* start *

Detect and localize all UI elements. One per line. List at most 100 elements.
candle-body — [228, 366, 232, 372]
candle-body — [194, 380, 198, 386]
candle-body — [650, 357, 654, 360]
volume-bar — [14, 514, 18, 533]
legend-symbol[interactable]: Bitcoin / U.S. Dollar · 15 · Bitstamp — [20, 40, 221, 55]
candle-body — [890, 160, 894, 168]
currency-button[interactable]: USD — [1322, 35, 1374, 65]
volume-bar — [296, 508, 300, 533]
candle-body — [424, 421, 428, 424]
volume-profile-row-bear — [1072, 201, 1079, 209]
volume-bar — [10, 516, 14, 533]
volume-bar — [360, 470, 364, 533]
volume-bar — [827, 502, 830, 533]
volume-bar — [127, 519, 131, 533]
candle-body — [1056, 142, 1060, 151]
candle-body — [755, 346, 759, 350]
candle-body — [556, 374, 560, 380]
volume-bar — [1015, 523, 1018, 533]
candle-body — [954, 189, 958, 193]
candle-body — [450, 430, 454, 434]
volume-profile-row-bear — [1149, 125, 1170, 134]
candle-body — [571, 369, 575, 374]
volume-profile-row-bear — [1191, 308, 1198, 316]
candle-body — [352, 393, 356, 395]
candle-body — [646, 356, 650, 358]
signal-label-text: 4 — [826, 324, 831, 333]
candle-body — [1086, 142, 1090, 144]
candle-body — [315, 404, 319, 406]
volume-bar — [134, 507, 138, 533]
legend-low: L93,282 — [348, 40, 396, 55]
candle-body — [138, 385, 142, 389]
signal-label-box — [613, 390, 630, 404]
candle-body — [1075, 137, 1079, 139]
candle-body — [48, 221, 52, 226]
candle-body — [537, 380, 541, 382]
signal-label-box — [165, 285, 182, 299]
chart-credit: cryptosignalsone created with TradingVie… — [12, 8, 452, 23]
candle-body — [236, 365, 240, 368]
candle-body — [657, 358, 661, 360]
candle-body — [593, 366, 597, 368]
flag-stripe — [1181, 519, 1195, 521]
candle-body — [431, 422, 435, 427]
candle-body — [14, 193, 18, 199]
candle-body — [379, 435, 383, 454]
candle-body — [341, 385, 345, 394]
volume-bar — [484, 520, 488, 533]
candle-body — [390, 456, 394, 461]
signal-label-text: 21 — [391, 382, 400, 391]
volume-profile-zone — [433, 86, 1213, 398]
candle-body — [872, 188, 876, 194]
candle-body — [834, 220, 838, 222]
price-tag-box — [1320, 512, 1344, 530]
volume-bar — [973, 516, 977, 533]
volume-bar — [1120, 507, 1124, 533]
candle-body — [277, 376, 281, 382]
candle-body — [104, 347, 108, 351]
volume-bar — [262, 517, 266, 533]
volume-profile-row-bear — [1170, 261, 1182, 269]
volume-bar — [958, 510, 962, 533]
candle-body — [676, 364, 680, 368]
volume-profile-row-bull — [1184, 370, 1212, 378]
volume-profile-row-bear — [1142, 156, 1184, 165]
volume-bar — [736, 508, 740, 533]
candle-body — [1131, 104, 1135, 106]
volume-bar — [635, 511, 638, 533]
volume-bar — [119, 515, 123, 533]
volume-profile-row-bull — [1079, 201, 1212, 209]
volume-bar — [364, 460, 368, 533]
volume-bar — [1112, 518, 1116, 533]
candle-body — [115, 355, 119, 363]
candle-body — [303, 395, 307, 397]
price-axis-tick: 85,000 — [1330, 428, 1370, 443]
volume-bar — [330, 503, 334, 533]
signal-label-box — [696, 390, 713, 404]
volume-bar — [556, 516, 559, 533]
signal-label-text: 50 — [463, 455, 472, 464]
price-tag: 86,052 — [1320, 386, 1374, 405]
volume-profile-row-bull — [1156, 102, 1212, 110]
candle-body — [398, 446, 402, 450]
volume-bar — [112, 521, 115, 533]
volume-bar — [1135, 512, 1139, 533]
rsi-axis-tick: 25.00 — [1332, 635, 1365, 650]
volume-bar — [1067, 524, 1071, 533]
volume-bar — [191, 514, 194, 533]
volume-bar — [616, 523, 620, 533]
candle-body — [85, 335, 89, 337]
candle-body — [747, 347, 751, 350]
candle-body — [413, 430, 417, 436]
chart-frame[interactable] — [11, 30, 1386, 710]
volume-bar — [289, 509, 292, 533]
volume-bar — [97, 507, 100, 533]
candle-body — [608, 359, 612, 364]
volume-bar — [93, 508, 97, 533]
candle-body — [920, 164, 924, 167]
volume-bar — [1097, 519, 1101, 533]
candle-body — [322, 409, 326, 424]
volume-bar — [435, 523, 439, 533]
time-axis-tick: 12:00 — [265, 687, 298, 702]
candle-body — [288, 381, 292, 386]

* end *

## GOAL
Please return each of the lines above verbatim.

## RESULT FOR THIS TASK
Detect and localize all UI elements. One per line. List at most 100 elements.
candle-body — [228, 366, 232, 372]
candle-body — [194, 380, 198, 386]
candle-body — [650, 357, 654, 360]
volume-bar — [14, 514, 18, 533]
legend-symbol[interactable]: Bitcoin / U.S. Dollar · 15 · Bitstamp — [20, 40, 221, 55]
candle-body — [890, 160, 894, 168]
currency-button[interactable]: USD — [1322, 35, 1374, 65]
volume-bar — [296, 508, 300, 533]
candle-body — [424, 421, 428, 424]
volume-profile-row-bear — [1072, 201, 1079, 209]
volume-bar — [10, 516, 14, 533]
volume-bar — [360, 470, 364, 533]
volume-bar — [827, 502, 830, 533]
volume-bar — [127, 519, 131, 533]
candle-body — [1056, 142, 1060, 151]
candle-body — [755, 346, 759, 350]
candle-body — [556, 374, 560, 380]
volume-bar — [1015, 523, 1018, 533]
candle-body — [954, 189, 958, 193]
candle-body — [450, 430, 454, 434]
volume-profile-row-bear — [1149, 125, 1170, 134]
candle-body — [571, 369, 575, 374]
volume-profile-row-bear — [1191, 308, 1198, 316]
candle-body — [352, 393, 356, 395]
candle-body — [646, 356, 650, 358]
signal-label-text: 4 — [826, 324, 831, 333]
candle-body — [1086, 142, 1090, 144]
candle-body — [315, 404, 319, 406]
volume-bar — [134, 507, 138, 533]
legend-low: L93,282 — [348, 40, 396, 55]
candle-body — [138, 385, 142, 389]
signal-label-box — [613, 390, 630, 404]
candle-body — [1075, 137, 1079, 139]
candle-body — [48, 221, 52, 226]
candle-body — [537, 380, 541, 382]
signal-label-box — [165, 285, 182, 299]
chart-credit: cryptosignalsone created with TradingVie… — [12, 8, 452, 23]
candle-body — [236, 365, 240, 368]
candle-body — [657, 358, 661, 360]
candle-body — [593, 366, 597, 368]
flag-stripe — [1181, 519, 1195, 521]
candle-body — [431, 422, 435, 427]
candle-body — [14, 193, 18, 199]
candle-body — [379, 435, 383, 454]
candle-body — [341, 385, 345, 394]
volume-bar — [484, 520, 488, 533]
candle-body — [390, 456, 394, 461]
signal-label-text: 21 — [391, 382, 400, 391]
volume-profile-zone — [433, 86, 1213, 398]
candle-body — [872, 188, 876, 194]
candle-body — [834, 220, 838, 222]
price-tag-box — [1320, 512, 1344, 530]
volume-bar — [973, 516, 977, 533]
volume-bar — [1120, 507, 1124, 533]
candle-body — [277, 376, 281, 382]
candle-body — [104, 347, 108, 351]
volume-bar — [262, 517, 266, 533]
volume-profile-row-bear — [1170, 261, 1182, 269]
volume-bar — [958, 510, 962, 533]
candle-body — [676, 364, 680, 368]
volume-profile-row-bull — [1184, 370, 1212, 378]
volume-profile-row-bear — [1142, 156, 1184, 165]
volume-bar — [736, 508, 740, 533]
candle-body — [1131, 104, 1135, 106]
volume-bar — [635, 511, 638, 533]
volume-bar — [119, 515, 123, 533]
volume-profile-row-bull — [1079, 201, 1212, 209]
volume-bar — [364, 460, 368, 533]
volume-bar — [1112, 518, 1116, 533]
candle-body — [115, 355, 119, 363]
candle-body — [303, 395, 307, 397]
price-axis-tick: 85,000 — [1330, 428, 1370, 443]
volume-bar — [330, 503, 334, 533]
signal-label-box — [696, 390, 713, 404]
volume-bar — [556, 516, 559, 533]
signal-label-text: 50 — [463, 455, 472, 464]
price-tag: 86,052 — [1320, 386, 1374, 405]
volume-profile-row-bull — [1156, 102, 1212, 110]
candle-body — [398, 446, 402, 450]
volume-bar — [112, 521, 115, 533]
volume-bar — [1135, 512, 1139, 533]
rsi-axis-tick: 25.00 — [1332, 635, 1365, 650]
volume-bar — [1067, 524, 1071, 533]
volume-bar — [191, 514, 194, 533]
volume-bar — [616, 523, 620, 533]
candle-body — [85, 335, 89, 337]
candle-body — [747, 347, 751, 350]
candle-body — [413, 430, 417, 436]
chart-frame[interactable] — [11, 30, 1386, 710]
volume-bar — [289, 509, 292, 533]
volume-bar — [97, 507, 100, 533]
candle-body — [608, 359, 612, 364]
volume-bar — [93, 508, 97, 533]
candle-body — [920, 164, 924, 167]
volume-bar — [1097, 519, 1101, 533]
candle-body — [322, 409, 326, 424]
volume-bar — [435, 523, 439, 533]
time-axis-tick: 12:00 — [265, 687, 298, 702]
candle-body — [288, 381, 292, 386]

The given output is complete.